- [Stored data]:
▼▼▼

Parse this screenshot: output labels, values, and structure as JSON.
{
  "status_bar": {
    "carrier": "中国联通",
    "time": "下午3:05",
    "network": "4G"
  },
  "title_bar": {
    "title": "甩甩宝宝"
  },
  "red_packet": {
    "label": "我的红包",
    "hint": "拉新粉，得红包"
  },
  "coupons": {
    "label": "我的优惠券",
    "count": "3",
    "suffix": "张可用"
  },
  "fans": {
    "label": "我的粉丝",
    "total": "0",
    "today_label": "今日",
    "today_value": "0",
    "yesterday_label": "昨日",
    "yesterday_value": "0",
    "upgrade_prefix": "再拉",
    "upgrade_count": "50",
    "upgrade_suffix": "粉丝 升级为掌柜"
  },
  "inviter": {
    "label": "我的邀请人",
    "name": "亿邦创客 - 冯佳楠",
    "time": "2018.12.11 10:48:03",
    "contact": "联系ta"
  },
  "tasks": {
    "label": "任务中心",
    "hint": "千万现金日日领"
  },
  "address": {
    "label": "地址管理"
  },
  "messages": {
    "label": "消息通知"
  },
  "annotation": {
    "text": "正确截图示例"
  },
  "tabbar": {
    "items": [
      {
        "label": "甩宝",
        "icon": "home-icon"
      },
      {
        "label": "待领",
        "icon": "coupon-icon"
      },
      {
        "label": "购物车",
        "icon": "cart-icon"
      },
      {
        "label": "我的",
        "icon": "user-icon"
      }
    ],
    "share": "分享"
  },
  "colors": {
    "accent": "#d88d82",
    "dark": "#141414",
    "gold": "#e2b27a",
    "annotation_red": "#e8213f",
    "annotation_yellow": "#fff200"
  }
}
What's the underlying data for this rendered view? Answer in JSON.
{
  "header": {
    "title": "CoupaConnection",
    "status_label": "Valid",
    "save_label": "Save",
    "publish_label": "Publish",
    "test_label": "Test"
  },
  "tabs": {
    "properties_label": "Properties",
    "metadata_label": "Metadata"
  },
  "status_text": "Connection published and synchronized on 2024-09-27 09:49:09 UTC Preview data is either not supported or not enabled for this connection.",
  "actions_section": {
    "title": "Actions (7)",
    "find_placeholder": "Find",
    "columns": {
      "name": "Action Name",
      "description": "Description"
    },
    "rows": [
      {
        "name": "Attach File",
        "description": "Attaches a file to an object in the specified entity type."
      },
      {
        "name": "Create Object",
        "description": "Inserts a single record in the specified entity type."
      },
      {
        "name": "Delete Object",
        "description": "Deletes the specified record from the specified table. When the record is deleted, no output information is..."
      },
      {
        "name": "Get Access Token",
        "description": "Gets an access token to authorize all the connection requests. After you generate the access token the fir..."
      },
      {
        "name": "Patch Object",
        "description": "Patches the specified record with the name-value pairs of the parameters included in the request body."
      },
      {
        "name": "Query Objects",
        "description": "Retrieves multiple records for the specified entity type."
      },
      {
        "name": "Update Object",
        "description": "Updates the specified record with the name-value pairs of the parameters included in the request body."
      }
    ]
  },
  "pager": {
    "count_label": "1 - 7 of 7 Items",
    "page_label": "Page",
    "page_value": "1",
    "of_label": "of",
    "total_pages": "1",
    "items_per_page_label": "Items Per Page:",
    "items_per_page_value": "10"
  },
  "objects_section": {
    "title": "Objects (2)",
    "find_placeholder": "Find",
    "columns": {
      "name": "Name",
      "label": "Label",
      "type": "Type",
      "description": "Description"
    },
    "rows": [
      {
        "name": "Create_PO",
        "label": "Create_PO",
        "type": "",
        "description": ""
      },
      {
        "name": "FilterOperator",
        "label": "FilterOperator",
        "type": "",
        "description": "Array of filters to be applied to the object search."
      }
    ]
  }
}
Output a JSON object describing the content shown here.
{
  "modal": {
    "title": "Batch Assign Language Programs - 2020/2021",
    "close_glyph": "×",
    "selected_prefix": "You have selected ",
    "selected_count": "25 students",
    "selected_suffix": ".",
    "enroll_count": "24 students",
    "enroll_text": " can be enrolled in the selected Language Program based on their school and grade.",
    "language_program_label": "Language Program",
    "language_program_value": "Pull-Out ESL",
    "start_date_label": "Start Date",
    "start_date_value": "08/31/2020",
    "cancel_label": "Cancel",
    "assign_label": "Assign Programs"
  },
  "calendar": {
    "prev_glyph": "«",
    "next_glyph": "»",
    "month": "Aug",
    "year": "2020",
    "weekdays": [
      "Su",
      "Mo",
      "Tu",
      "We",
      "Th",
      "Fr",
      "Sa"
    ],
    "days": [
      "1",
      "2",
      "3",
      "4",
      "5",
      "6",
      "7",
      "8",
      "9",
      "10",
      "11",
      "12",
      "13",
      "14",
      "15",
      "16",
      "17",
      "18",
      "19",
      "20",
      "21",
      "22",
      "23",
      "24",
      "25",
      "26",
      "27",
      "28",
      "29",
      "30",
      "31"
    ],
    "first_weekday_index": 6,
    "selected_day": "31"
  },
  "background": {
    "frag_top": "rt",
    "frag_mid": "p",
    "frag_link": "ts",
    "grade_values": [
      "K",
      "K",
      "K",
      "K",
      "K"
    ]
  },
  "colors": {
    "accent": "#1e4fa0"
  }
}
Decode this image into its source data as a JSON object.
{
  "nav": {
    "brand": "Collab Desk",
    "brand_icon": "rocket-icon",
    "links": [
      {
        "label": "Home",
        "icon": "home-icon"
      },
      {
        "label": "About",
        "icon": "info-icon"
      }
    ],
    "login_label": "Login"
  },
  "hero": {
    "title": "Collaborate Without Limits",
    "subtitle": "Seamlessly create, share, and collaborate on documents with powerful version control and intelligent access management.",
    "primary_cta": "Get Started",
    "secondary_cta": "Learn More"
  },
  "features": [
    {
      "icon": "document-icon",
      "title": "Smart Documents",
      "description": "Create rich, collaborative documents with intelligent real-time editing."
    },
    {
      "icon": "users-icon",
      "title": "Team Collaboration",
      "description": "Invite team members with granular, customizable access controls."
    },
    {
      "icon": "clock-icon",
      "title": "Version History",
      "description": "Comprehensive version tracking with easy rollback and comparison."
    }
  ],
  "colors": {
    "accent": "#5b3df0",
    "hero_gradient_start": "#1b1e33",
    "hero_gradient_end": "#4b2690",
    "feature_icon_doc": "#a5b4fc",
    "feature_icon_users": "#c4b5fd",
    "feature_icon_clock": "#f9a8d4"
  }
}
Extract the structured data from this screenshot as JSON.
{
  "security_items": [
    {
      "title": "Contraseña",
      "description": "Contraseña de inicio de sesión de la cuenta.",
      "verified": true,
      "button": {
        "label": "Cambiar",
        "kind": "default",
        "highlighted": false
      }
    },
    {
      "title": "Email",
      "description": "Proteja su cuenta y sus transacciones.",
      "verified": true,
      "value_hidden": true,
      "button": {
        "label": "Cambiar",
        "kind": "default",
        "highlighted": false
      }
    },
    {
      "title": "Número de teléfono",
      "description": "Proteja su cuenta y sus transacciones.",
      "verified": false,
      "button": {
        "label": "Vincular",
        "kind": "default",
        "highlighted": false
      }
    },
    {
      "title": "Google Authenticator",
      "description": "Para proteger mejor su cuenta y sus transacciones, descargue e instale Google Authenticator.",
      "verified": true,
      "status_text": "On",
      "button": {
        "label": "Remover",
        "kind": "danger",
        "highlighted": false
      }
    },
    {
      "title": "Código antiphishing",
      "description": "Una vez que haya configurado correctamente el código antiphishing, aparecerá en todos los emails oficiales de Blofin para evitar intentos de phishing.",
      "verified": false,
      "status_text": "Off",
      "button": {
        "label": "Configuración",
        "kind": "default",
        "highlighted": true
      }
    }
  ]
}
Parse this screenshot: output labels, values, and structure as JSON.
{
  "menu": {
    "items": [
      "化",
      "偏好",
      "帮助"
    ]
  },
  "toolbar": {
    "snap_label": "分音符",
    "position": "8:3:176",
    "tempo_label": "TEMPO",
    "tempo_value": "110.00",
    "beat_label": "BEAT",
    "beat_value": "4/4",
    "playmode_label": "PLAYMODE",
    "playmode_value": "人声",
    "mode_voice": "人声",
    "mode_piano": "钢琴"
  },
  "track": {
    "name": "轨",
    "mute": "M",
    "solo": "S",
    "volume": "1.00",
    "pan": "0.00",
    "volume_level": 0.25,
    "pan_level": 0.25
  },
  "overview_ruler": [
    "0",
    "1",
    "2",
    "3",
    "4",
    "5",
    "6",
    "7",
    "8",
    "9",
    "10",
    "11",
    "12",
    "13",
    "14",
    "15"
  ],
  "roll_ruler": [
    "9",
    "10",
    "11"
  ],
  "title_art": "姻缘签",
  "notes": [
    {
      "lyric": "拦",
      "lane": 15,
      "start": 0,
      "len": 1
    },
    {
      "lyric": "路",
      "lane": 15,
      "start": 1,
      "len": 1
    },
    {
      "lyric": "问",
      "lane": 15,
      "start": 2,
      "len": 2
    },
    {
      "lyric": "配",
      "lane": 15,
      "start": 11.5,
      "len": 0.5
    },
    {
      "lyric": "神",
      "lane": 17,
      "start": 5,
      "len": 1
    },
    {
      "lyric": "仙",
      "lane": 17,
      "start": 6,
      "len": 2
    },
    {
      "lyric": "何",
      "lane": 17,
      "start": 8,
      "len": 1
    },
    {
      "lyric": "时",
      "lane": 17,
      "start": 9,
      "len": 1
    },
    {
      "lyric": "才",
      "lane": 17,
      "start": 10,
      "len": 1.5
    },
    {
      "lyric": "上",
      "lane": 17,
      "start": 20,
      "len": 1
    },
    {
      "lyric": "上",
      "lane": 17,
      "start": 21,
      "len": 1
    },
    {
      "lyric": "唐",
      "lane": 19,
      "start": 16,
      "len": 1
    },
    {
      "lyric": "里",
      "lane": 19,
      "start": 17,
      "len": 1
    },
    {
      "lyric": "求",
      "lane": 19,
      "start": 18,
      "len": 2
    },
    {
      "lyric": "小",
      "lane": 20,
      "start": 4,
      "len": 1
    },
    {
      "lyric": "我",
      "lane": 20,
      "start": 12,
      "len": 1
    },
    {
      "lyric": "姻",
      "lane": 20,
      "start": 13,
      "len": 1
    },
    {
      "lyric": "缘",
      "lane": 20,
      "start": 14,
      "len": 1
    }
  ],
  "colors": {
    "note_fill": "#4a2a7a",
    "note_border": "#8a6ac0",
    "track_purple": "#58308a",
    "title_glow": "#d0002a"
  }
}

▲▲▲

- [DO THIS]: Work out how many lines of the data above hold the word "antiphishing", and write only the count.

- [SOLUTION FOR THIS EXERCISE]: 2